[Recorded data]
══════

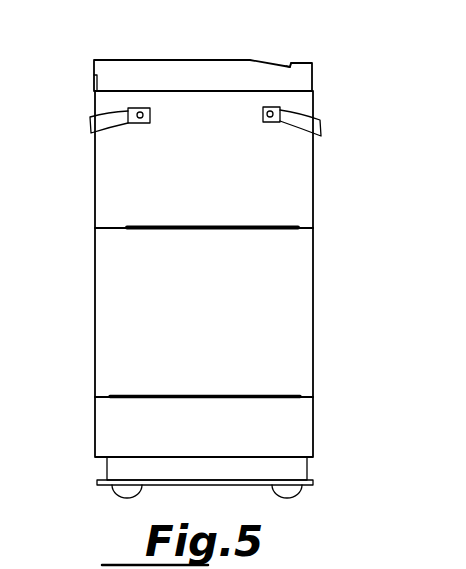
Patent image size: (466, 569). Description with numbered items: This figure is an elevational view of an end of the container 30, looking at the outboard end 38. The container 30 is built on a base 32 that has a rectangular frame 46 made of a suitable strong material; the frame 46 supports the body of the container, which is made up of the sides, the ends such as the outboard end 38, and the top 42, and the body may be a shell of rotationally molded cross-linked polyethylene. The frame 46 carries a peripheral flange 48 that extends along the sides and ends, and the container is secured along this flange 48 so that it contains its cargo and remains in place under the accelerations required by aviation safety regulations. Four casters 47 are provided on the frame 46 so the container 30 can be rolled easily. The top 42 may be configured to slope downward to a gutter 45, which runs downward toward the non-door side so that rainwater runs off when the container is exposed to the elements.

The container 30 is at (188, 270).
The base 32 is at (195, 478).
The outboard end 38 is at (265, 330).
The top 42 is at (173, 61).
The gutter 45 is at (277, 66).
The rectangular frame 46 is at (192, 470).
The casters 47 is at (97, 497).
The flange 48 is at (100, 485).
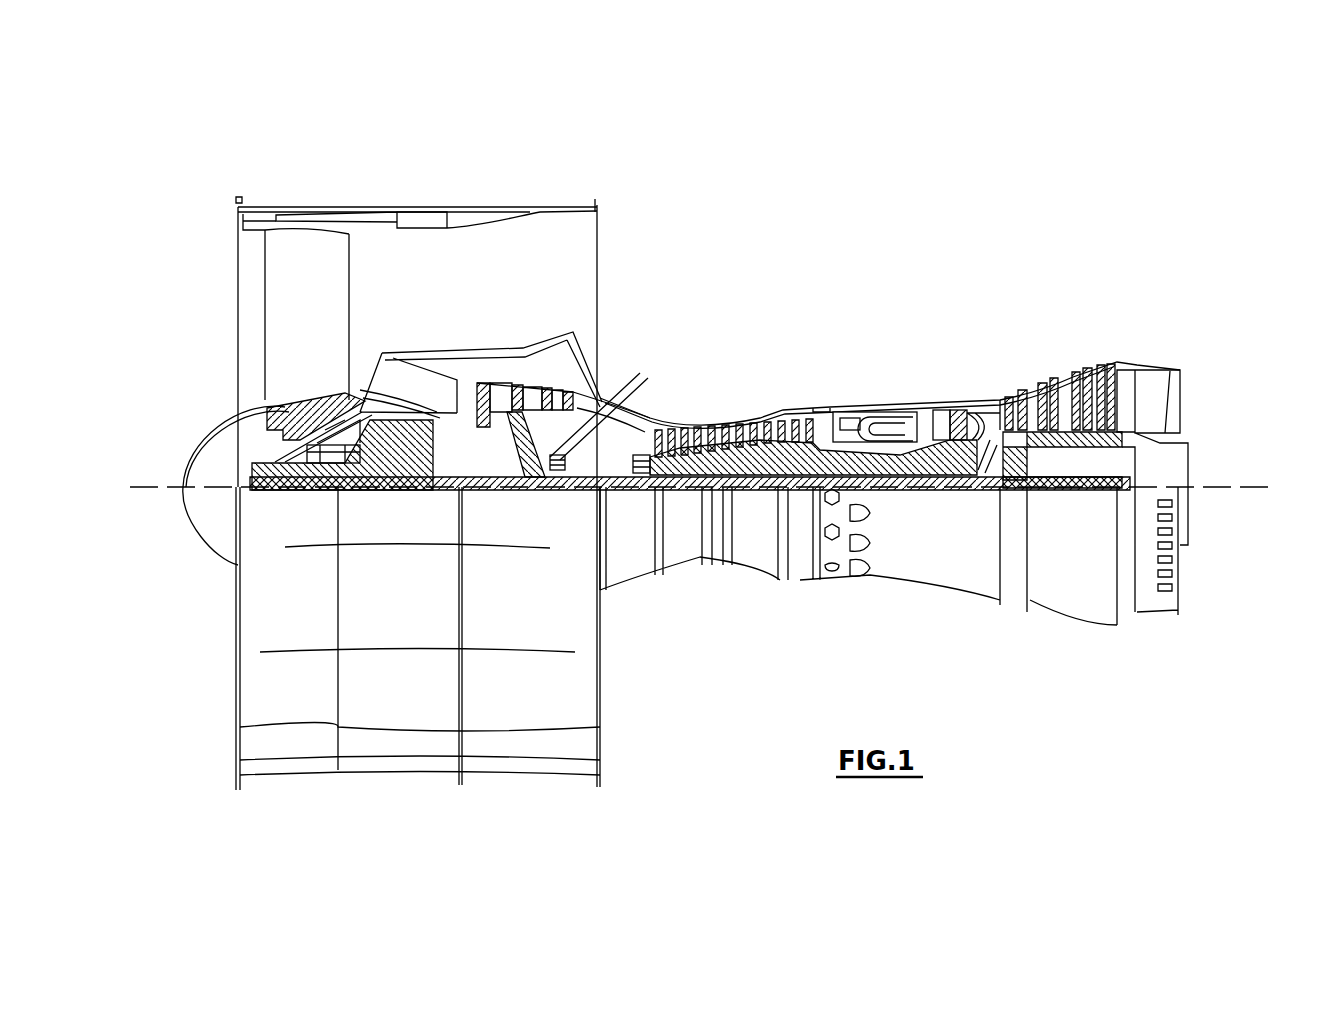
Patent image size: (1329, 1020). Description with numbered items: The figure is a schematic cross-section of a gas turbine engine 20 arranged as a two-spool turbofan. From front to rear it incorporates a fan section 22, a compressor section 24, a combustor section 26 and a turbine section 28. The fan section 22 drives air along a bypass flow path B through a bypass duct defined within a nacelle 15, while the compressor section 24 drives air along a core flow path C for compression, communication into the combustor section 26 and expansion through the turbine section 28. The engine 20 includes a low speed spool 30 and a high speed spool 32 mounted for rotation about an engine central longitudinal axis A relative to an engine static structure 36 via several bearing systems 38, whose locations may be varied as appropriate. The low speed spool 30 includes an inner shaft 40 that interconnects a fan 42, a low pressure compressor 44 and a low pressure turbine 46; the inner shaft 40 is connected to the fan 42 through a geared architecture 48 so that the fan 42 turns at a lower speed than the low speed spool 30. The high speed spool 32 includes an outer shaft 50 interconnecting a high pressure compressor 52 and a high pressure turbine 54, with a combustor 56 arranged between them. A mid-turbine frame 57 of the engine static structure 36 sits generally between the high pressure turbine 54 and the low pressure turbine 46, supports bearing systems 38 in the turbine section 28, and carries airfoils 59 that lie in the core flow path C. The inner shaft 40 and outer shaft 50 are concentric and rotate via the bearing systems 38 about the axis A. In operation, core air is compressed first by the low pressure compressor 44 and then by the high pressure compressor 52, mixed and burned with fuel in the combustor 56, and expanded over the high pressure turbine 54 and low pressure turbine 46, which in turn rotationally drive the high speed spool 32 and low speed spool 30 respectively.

The gas turbine engine 20 is at (878, 259).
The fan section 22 is at (350, 200).
The nacelle 15 is at (418, 205).
The fan 42 is at (324, 334).
The bypass flow path B is at (385, 278).
The core flow path C is at (428, 390).
The geared architecture 48 is at (425, 470).
The low pressure compressor 44 is at (535, 395).
The bearing systems 38 is at (553, 470).
The inner shaft 40 is at (615, 490).
The compressor section 24 is at (648, 398).
The high pressure compressor 52 is at (747, 398).
The high speed spool 32 is at (795, 450).
The combustor section 26 is at (872, 398).
The combustor 56 is at (873, 430).
The high pressure turbine 54 is at (938, 410).
The mid-turbine frame 57 is at (980, 398).
The outer shaft 50 is at (883, 470).
The turbine section 28 is at (1018, 352).
The low pressure turbine 46 is at (1068, 375).
The airfoils 59 is at (997, 447).
The low speed spool 30 is at (757, 492).
The engine static structure 36 is at (798, 577).
The engine central longitudinal axis A is at (1270, 487).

══════

What to produce: Reproduce every one of the lines above word for word, leaving out the pictures.

Response to this exercise:
Patent image size: (466, 569). Description with numbered items: This figure is an elevational view of an end of the container 30, looking at the outboard end 38. The container 30 is built on a base 32 that has a rectangular frame 46 made of a suitable strong material; the frame 46 supports the body of the container, which is made up of the sides, the ends such as the outboard end 38, and the top 42, and the body may be a shell of rotationally molded cross-linked polyethylene. The frame 46 carries a peripheral flange 48 that extends along the sides and ends, and the container is secured along this flange 48 so that it contains its cargo and remains in place under the accelerations required by aviation safety regulations. Four casters 47 are provided on the frame 46 so the container 30 can be rolled easily. The top 42 may be configured to slope downward to a gutter 45, which runs downward toward the non-door side so that rainwater runs off when the container is exposed to the elements.

The container 30 is at (188, 270).
The base 32 is at (195, 478).
The outboard end 38 is at (265, 330).
The top 42 is at (173, 61).
The gutter 45 is at (277, 66).
The rectangular frame 46 is at (192, 470).
The casters 47 is at (97, 497).
The flange 48 is at (100, 485).
Patent image size: (1329, 1020). Description with numbered items: The figure is a schematic cross-section of a gas turbine engine 20 arranged as a two-spool turbofan. From front to rear it incorporates a fan section 22, a compressor section 24, a combustor section 26 and a turbine section 28. The fan section 22 drives air along a bypass flow path B through a bypass duct defined within a nacelle 15, while the compressor section 24 drives air along a core flow path C for compression, communication into the combustor section 26 and expansion through the turbine section 28. The engine 20 includes a low speed spool 30 and a high speed spool 32 mounted for rotation about an engine central longitudinal axis A relative to an engine static structure 36 via several bearing systems 38, whose locations may be varied as appropriate. The low speed spool 30 includes an inner shaft 40 that interconnects a fan 42, a low pressure compressor 44 and a low pressure turbine 46; the inner shaft 40 is connected to the fan 42 through a geared architecture 48 so that the fan 42 turns at a lower speed than the low speed spool 30. The high speed spool 32 includes an outer shaft 50 interconnecting a high pressure compressor 52 and a high pressure turbine 54, with a combustor 56 arranged between them. A mid-turbine frame 57 of the engine static structure 36 sits generally between the high pressure turbine 54 and the low pressure turbine 46, supports bearing systems 38 in the turbine section 28, and carries airfoils 59 that lie in the core flow path C. The inner shaft 40 and outer shaft 50 are concentric and rotate via the bearing systems 38 about the axis A. In operation, core air is compressed first by the low pressure compressor 44 and then by the high pressure compressor 52, mixed and burned with fuel in the combustor 56, and expanded over the high pressure turbine 54 and low pressure turbine 46, which in turn rotationally drive the high speed spool 32 and low speed spool 30 respectively.

The gas turbine engine 20 is at (878, 259).
The fan section 22 is at (350, 200).
The nacelle 15 is at (418, 205).
The fan 42 is at (324, 334).
The bypass flow path B is at (385, 278).
The core flow path C is at (428, 390).
The geared architecture 48 is at (425, 470).
The low pressure compressor 44 is at (535, 395).
The bearing systems 38 is at (553, 470).
The inner shaft 40 is at (615, 490).
The compressor section 24 is at (648, 398).
The high pressure compressor 52 is at (747, 398).
The high speed spool 32 is at (795, 450).
The combustor section 26 is at (872, 398).
The combustor 56 is at (873, 430).
The high pressure turbine 54 is at (938, 410).
The mid-turbine frame 57 is at (980, 398).
The outer shaft 50 is at (883, 470).
The turbine section 28 is at (1018, 352).
The low pressure turbine 46 is at (1068, 375).
The airfoils 59 is at (997, 447).
The low speed spool 30 is at (757, 492).
The engine static structure 36 is at (798, 577).
The engine central longitudinal axis A is at (1270, 487).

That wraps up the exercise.